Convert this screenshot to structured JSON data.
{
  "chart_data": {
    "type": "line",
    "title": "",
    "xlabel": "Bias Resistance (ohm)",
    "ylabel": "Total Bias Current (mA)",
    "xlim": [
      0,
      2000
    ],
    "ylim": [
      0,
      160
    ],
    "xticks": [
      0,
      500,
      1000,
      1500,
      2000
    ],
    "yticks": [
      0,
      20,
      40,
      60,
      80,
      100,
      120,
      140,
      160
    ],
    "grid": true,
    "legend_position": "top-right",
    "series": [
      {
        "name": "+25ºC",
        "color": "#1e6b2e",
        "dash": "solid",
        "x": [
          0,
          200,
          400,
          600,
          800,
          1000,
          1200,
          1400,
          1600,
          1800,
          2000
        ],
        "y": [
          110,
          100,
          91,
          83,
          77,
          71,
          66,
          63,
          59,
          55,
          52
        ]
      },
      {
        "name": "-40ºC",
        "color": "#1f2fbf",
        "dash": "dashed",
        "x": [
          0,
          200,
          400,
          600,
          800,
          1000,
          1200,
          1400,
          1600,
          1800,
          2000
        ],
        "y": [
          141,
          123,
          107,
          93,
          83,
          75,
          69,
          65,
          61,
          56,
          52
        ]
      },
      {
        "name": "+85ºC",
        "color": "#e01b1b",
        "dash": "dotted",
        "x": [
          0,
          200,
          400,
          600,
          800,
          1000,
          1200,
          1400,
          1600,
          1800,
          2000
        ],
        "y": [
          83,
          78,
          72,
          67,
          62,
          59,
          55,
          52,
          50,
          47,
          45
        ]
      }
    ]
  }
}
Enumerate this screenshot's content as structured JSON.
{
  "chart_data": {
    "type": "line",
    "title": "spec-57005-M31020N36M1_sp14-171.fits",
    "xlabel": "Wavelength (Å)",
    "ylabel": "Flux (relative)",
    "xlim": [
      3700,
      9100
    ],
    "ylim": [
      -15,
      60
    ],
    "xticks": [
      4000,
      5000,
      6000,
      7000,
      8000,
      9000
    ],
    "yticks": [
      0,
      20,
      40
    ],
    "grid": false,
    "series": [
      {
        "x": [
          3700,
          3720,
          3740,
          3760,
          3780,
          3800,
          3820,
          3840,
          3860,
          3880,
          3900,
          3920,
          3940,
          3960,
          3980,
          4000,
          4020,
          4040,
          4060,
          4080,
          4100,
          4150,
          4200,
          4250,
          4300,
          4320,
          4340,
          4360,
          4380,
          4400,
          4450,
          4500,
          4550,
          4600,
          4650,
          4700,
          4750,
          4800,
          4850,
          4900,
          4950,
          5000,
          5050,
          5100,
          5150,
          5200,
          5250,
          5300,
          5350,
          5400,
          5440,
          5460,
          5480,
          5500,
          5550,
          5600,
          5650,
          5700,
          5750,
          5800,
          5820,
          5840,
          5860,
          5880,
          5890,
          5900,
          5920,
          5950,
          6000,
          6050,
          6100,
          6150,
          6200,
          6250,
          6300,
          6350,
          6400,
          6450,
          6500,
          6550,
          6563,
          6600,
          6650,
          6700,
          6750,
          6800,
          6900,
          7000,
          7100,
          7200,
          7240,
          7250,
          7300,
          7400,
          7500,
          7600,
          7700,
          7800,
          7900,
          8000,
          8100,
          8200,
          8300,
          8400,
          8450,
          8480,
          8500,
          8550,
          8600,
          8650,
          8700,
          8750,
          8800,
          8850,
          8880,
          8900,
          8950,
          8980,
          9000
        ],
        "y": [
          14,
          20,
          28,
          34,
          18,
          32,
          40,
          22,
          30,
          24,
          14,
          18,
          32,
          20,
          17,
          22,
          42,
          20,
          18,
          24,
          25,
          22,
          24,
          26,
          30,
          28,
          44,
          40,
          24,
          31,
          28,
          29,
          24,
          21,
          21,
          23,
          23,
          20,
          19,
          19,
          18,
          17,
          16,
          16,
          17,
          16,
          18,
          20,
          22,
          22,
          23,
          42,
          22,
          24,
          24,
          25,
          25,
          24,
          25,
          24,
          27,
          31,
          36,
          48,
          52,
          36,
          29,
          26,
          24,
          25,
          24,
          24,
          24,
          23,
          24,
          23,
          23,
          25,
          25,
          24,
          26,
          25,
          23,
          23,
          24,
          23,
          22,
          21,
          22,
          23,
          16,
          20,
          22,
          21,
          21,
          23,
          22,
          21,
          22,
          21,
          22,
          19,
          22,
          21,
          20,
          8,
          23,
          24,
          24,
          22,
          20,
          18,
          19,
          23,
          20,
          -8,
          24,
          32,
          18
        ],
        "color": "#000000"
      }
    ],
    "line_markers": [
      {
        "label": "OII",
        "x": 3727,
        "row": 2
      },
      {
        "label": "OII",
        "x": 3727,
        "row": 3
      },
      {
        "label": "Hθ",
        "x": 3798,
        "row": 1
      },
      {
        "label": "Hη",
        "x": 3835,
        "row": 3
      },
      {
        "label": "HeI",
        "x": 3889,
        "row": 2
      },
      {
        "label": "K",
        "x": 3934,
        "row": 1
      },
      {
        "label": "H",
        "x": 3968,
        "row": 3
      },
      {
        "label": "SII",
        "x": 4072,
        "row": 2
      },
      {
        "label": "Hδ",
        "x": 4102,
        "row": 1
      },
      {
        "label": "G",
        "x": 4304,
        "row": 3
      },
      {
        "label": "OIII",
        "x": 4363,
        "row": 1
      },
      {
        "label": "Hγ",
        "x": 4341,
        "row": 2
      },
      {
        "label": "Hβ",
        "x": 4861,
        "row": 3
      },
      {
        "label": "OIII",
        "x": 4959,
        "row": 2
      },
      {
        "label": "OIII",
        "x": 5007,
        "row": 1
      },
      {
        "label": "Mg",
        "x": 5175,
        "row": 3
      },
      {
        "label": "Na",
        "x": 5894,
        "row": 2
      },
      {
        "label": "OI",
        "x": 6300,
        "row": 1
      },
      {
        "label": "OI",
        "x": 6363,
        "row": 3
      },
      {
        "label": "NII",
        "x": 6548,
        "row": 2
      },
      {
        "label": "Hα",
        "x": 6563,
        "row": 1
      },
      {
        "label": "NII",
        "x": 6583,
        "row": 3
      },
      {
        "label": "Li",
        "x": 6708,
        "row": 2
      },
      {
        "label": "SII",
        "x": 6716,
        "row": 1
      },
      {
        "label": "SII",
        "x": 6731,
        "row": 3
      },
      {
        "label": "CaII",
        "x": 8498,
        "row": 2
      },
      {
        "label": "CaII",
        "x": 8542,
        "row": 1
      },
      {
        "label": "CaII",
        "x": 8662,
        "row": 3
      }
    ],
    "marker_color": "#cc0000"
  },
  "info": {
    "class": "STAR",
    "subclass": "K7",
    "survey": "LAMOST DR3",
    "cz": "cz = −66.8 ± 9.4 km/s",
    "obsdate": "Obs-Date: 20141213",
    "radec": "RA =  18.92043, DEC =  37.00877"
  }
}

...

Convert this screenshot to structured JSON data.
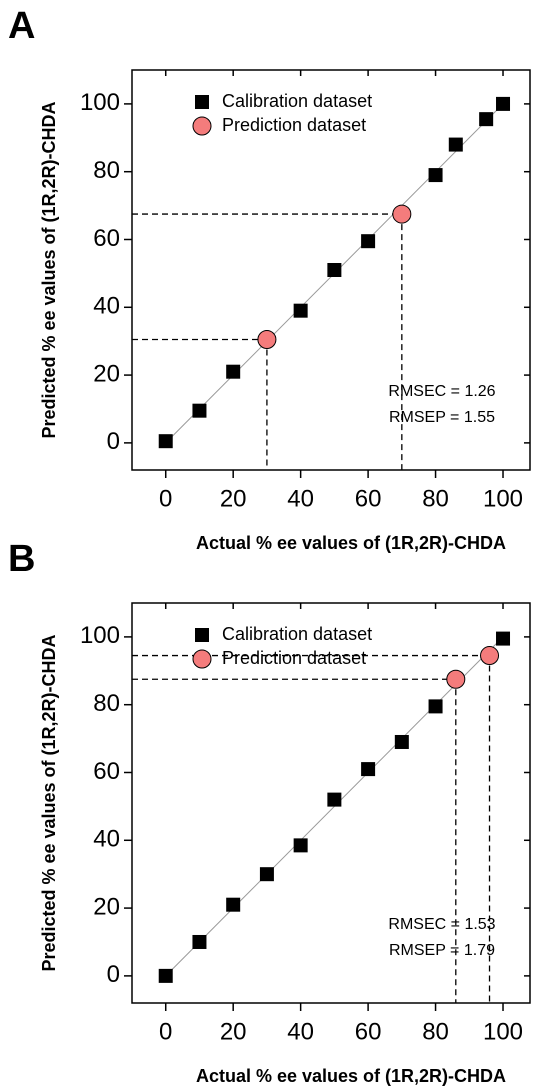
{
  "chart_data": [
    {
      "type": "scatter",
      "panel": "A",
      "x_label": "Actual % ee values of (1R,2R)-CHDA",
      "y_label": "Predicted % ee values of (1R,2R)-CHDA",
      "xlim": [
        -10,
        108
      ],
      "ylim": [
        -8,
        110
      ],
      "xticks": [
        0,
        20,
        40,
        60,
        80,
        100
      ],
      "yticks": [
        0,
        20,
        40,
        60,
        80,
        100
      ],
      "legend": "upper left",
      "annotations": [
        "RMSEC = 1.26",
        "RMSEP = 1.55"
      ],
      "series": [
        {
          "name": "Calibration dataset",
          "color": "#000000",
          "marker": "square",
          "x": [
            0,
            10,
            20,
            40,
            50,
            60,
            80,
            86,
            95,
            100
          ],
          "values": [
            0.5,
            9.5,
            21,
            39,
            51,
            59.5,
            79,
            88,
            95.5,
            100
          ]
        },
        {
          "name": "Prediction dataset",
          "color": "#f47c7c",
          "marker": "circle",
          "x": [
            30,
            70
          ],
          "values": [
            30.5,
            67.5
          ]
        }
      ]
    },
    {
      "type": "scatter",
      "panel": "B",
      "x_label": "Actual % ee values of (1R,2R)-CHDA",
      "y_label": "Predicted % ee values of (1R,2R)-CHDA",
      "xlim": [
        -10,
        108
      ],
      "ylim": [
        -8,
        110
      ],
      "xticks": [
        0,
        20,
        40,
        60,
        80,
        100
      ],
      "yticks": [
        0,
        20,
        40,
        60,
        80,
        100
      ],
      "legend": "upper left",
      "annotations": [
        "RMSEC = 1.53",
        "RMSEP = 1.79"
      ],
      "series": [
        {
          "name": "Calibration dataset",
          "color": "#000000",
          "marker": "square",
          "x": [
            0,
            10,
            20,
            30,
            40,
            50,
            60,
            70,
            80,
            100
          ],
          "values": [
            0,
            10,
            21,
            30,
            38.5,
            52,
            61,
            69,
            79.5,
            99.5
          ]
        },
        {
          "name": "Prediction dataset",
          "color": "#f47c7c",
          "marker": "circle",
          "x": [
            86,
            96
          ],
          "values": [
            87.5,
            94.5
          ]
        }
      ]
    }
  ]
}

--

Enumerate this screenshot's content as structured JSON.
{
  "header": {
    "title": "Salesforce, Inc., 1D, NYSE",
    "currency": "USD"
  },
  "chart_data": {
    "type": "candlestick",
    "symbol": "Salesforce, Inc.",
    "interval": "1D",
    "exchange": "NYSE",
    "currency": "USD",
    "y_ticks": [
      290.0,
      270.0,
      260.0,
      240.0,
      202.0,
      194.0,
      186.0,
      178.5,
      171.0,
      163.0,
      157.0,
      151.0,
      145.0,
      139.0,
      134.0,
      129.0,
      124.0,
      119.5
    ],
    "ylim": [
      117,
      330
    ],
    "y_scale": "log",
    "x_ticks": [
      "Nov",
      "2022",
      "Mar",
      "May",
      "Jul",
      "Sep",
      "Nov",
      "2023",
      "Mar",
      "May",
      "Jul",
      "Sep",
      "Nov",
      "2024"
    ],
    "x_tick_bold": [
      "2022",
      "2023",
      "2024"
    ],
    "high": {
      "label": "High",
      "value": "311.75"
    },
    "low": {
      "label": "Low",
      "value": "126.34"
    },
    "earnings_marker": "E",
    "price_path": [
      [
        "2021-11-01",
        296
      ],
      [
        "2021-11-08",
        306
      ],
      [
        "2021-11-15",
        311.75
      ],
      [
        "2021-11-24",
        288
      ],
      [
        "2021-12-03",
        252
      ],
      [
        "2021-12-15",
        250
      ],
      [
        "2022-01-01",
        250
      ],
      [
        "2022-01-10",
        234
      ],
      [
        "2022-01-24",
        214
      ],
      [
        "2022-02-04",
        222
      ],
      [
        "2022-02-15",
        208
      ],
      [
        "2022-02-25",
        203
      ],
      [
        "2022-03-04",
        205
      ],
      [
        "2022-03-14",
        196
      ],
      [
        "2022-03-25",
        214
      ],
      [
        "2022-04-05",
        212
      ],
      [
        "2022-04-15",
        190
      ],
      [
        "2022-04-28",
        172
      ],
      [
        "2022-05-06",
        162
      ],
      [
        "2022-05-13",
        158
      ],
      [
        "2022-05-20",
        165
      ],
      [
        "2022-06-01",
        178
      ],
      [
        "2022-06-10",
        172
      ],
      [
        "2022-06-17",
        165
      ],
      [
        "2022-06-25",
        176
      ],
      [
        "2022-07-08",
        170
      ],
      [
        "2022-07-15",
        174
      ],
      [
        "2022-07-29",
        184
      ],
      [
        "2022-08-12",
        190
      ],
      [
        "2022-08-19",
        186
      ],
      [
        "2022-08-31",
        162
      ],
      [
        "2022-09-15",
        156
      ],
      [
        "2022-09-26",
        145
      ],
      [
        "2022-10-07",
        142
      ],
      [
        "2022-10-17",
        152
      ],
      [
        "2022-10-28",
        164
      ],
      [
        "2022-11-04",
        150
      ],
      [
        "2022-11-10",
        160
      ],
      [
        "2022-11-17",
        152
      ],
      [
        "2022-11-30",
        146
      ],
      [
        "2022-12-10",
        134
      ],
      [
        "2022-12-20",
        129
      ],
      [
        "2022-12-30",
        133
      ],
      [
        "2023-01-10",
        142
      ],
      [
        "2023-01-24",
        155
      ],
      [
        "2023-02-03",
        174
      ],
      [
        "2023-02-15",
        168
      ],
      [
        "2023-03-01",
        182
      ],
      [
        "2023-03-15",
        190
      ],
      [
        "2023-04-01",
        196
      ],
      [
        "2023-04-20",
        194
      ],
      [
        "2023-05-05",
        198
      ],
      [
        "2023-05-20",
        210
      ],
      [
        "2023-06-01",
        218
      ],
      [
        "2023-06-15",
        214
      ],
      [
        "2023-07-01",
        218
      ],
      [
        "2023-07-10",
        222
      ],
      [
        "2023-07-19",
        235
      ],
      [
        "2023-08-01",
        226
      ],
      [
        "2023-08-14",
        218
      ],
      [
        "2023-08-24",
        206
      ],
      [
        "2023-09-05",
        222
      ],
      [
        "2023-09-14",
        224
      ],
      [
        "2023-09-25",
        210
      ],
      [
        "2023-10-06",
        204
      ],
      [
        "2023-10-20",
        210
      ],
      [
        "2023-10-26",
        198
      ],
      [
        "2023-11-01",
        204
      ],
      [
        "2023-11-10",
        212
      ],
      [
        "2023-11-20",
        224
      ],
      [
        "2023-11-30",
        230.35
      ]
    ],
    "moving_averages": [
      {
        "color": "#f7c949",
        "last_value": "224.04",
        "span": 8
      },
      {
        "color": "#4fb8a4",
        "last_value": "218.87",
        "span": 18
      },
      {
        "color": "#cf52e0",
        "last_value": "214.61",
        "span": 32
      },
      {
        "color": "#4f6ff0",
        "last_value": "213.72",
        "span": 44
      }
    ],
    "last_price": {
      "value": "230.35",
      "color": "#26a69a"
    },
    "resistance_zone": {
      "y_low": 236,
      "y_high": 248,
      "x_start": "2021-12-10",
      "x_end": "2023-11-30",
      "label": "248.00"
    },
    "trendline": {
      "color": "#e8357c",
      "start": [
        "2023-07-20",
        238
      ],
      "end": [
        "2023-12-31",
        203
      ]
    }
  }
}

_Your objective_
Select the lines from the entries that include the word "Bias".

_Full answer_
    "xlabel": "Bias Resistance (ohm)",
    "ylabel": "Total Bias Current (mA)",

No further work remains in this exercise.